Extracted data
• • • • • • •

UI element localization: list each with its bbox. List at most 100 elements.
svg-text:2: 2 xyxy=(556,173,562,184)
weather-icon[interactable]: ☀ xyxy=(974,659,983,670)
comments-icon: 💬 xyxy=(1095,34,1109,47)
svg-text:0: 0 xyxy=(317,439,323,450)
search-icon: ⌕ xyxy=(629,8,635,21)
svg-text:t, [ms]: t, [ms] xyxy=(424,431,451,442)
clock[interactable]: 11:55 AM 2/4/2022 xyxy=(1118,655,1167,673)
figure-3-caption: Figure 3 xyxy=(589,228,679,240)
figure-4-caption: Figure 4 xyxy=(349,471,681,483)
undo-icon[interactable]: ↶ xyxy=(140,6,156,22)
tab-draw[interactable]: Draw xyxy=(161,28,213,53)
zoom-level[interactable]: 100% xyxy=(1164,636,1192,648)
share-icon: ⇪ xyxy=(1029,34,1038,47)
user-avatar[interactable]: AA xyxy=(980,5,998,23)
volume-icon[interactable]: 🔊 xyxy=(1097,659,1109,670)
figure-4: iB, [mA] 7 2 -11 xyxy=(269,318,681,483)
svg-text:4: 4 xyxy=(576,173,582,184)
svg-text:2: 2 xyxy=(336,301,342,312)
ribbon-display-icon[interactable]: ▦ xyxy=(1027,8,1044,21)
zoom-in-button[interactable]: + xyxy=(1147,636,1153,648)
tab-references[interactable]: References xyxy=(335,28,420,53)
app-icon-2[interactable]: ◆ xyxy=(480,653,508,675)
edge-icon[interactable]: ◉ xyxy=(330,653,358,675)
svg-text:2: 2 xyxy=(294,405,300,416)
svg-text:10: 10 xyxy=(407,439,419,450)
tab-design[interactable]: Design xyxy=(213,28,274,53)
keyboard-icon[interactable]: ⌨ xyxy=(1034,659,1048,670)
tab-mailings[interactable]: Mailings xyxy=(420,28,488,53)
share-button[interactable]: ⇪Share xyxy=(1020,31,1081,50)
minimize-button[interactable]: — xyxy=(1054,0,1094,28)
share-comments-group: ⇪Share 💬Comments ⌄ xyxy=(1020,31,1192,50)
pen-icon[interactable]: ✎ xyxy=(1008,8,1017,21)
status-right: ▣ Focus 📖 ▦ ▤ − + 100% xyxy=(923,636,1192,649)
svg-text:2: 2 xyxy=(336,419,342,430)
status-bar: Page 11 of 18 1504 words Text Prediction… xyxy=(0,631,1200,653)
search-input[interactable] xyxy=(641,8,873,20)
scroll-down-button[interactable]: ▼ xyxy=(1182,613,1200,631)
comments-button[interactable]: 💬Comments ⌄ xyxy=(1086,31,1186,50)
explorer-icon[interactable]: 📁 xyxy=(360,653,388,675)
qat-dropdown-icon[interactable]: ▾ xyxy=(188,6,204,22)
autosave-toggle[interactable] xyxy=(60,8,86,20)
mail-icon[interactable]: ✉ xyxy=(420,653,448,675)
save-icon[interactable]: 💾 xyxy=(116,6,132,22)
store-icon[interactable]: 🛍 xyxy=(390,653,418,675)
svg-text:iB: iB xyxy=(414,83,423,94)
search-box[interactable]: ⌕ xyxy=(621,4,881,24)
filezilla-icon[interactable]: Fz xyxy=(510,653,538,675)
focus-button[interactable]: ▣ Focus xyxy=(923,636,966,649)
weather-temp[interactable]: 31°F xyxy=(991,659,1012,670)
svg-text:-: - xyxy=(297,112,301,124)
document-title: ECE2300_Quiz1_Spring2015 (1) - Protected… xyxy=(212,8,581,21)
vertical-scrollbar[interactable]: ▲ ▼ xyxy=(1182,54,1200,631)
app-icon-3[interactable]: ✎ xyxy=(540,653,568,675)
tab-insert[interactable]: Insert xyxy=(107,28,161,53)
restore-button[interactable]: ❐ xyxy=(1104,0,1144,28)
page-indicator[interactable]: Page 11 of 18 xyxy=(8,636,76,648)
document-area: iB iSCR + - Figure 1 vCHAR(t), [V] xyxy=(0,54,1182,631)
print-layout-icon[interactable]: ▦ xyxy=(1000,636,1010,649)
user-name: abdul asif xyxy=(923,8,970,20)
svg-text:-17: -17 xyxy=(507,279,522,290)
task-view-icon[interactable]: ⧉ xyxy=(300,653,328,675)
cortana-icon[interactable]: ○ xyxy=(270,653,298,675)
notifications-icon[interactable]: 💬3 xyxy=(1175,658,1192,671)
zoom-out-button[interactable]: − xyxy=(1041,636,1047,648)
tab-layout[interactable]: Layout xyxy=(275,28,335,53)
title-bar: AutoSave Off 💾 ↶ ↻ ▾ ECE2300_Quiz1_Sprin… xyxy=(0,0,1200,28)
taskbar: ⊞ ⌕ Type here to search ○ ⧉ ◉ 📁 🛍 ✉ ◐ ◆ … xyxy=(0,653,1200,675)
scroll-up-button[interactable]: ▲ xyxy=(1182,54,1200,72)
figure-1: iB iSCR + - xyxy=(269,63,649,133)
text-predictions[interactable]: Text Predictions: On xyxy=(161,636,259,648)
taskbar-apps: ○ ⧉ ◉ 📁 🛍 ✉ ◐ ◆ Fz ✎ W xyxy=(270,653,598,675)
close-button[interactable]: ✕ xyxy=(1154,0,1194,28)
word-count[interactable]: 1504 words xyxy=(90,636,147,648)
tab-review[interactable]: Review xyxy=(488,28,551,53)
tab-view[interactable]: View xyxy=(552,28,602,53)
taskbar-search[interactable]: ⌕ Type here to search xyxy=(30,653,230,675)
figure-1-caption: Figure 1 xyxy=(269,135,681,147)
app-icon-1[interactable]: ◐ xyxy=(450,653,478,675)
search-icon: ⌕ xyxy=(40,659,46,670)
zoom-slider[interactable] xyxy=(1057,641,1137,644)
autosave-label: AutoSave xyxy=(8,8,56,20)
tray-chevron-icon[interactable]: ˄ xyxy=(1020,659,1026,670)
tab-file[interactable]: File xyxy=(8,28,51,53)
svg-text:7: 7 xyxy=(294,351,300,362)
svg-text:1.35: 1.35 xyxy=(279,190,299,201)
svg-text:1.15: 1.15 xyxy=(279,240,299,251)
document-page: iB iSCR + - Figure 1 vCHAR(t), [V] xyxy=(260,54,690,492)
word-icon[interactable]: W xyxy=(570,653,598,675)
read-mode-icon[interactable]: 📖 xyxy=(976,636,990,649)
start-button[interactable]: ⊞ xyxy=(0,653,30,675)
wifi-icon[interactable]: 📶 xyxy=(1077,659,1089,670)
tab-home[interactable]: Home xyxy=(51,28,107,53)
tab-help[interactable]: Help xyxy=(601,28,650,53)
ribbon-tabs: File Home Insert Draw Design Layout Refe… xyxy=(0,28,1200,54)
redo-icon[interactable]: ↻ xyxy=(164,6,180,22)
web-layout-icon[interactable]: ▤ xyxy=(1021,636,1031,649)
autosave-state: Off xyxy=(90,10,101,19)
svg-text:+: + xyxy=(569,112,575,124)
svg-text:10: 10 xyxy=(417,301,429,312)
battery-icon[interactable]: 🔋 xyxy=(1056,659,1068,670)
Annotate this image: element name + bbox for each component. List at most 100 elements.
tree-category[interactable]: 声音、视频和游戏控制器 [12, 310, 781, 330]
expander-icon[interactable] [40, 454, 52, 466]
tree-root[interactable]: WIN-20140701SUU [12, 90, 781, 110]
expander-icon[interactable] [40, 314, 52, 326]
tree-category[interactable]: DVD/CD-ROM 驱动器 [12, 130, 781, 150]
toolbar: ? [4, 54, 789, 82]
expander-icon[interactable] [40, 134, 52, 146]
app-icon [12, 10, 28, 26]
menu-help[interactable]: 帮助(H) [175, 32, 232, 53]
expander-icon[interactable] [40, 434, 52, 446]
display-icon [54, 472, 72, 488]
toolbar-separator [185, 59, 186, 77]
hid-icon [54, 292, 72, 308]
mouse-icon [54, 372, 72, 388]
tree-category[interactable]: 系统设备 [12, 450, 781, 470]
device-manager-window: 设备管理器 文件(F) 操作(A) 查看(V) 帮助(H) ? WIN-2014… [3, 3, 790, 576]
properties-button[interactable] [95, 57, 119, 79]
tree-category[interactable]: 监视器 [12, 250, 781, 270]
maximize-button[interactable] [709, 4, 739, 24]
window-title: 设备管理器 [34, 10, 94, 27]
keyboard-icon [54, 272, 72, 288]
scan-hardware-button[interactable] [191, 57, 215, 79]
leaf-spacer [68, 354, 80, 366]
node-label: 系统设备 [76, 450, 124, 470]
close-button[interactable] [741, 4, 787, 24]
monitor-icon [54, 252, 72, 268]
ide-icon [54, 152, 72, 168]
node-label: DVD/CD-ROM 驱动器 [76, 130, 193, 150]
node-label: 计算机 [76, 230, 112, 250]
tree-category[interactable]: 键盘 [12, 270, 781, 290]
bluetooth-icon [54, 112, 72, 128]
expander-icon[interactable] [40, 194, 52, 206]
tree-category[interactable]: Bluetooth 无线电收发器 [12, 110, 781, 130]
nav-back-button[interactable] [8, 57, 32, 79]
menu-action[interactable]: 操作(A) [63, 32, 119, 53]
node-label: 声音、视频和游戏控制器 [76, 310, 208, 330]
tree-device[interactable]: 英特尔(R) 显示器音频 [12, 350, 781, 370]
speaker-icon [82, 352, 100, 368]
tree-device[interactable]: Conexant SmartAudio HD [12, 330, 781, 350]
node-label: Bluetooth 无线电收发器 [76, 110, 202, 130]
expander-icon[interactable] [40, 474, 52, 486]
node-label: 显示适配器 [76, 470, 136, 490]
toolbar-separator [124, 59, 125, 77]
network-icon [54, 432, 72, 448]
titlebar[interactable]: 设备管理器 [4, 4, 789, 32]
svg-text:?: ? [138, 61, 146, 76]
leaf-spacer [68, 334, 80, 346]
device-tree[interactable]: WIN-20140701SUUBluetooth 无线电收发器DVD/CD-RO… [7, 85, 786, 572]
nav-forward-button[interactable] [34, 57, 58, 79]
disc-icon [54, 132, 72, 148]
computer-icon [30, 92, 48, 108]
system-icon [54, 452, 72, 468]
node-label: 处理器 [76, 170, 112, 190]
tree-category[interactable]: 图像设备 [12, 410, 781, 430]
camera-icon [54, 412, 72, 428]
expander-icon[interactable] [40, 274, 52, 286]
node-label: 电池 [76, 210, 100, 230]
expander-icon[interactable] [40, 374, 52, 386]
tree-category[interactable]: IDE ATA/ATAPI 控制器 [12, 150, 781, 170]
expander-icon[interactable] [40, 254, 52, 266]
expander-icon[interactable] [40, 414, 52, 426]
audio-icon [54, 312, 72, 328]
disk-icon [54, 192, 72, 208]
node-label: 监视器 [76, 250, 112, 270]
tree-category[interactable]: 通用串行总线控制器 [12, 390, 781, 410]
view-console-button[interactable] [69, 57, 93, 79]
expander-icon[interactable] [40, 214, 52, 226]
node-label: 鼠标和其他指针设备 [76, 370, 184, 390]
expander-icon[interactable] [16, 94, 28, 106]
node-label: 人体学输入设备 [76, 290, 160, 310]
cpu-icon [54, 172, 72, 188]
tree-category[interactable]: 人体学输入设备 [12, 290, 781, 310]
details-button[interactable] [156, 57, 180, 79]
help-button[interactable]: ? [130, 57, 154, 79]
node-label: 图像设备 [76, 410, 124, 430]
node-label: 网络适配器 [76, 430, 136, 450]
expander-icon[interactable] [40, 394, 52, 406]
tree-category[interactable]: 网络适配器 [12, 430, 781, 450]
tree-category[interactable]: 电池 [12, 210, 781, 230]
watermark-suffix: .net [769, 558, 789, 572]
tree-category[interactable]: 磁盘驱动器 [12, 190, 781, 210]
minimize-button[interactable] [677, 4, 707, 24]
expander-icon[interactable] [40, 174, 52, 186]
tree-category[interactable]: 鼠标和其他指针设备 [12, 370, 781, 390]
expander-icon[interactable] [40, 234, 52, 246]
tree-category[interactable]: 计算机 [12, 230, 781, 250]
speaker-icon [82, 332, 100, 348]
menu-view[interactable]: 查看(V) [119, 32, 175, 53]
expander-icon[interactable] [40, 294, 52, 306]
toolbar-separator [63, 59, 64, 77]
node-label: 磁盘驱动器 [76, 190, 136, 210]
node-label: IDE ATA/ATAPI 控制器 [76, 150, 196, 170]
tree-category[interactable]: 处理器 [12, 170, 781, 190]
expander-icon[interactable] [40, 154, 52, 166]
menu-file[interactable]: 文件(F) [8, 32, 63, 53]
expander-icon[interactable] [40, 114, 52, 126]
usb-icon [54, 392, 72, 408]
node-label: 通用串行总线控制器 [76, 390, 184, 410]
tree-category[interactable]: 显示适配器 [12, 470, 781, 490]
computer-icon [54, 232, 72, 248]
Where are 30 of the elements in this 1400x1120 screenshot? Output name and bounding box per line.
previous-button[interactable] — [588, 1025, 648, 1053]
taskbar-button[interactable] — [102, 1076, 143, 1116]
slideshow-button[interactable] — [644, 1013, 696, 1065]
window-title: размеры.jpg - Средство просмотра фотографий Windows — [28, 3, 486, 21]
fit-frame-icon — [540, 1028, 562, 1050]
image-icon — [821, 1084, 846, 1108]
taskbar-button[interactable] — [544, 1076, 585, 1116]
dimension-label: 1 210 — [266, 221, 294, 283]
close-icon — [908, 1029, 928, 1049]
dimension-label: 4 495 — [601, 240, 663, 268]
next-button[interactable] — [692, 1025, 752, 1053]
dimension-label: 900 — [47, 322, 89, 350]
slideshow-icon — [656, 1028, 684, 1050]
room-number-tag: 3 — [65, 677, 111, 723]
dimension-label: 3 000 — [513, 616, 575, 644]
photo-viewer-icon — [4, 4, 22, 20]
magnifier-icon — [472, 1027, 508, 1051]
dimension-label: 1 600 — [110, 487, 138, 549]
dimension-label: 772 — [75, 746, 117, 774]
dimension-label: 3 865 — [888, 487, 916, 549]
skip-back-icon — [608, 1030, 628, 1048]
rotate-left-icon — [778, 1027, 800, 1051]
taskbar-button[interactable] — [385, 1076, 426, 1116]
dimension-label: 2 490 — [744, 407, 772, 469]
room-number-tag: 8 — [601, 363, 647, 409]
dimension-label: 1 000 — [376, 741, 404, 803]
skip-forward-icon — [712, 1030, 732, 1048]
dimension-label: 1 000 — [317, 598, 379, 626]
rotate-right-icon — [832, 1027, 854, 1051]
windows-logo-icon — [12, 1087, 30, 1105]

• • • • • • •

Reproduce the data word for word, from its very first line through the line containing "status-right: ▣ Focus", including that line.

-- OUTPUT FOR THIS TASK --
UI element localization: list each with its bbox. List at most 100 elements.
svg-text:2: 2 xyxy=(556,173,562,184)
weather-icon[interactable]: ☀ xyxy=(974,659,983,670)
comments-icon: 💬 xyxy=(1095,34,1109,47)
svg-text:0: 0 xyxy=(317,439,323,450)
search-icon: ⌕ xyxy=(629,8,635,21)
svg-text:t, [ms]: t, [ms] xyxy=(424,431,451,442)
clock[interactable]: 11:55 AM 2/4/2022 xyxy=(1118,655,1167,673)
figure-3-caption: Figure 3 xyxy=(589,228,679,240)
figure-4-caption: Figure 4 xyxy=(349,471,681,483)
undo-icon[interactable]: ↶ xyxy=(140,6,156,22)
tab-draw[interactable]: Draw xyxy=(161,28,213,53)
zoom-level[interactable]: 100% xyxy=(1164,636,1192,648)
share-icon: ⇪ xyxy=(1029,34,1038,47)
user-avatar[interactable]: AA xyxy=(980,5,998,23)
volume-icon[interactable]: 🔊 xyxy=(1097,659,1109,670)
figure-4: iB, [mA] 7 2 -11 xyxy=(269,318,681,483)
svg-text:4: 4 xyxy=(576,173,582,184)
svg-text:2: 2 xyxy=(336,301,342,312)
ribbon-display-icon[interactable]: ▦ xyxy=(1027,8,1044,21)
zoom-in-button[interactable]: + xyxy=(1147,636,1153,648)
tab-references[interactable]: References xyxy=(335,28,420,53)
app-icon-2[interactable]: ◆ xyxy=(480,653,508,675)
edge-icon[interactable]: ◉ xyxy=(330,653,358,675)
svg-text:2: 2 xyxy=(294,405,300,416)
svg-text:10: 10 xyxy=(407,439,419,450)
tab-design[interactable]: Design xyxy=(213,28,274,53)
keyboard-icon[interactable]: ⌨ xyxy=(1034,659,1048,670)
tab-mailings[interactable]: Mailings xyxy=(420,28,488,53)
share-button[interactable]: ⇪Share xyxy=(1020,31,1081,50)
minimize-button[interactable]: — xyxy=(1054,0,1094,28)
share-comments-group: ⇪Share 💬Comments ⌄ xyxy=(1020,31,1192,50)
pen-icon[interactable]: ✎ xyxy=(1008,8,1017,21)
status-right: ▣ Focus 📖 ▦ ▤ − + 100% xyxy=(923,636,1192,649)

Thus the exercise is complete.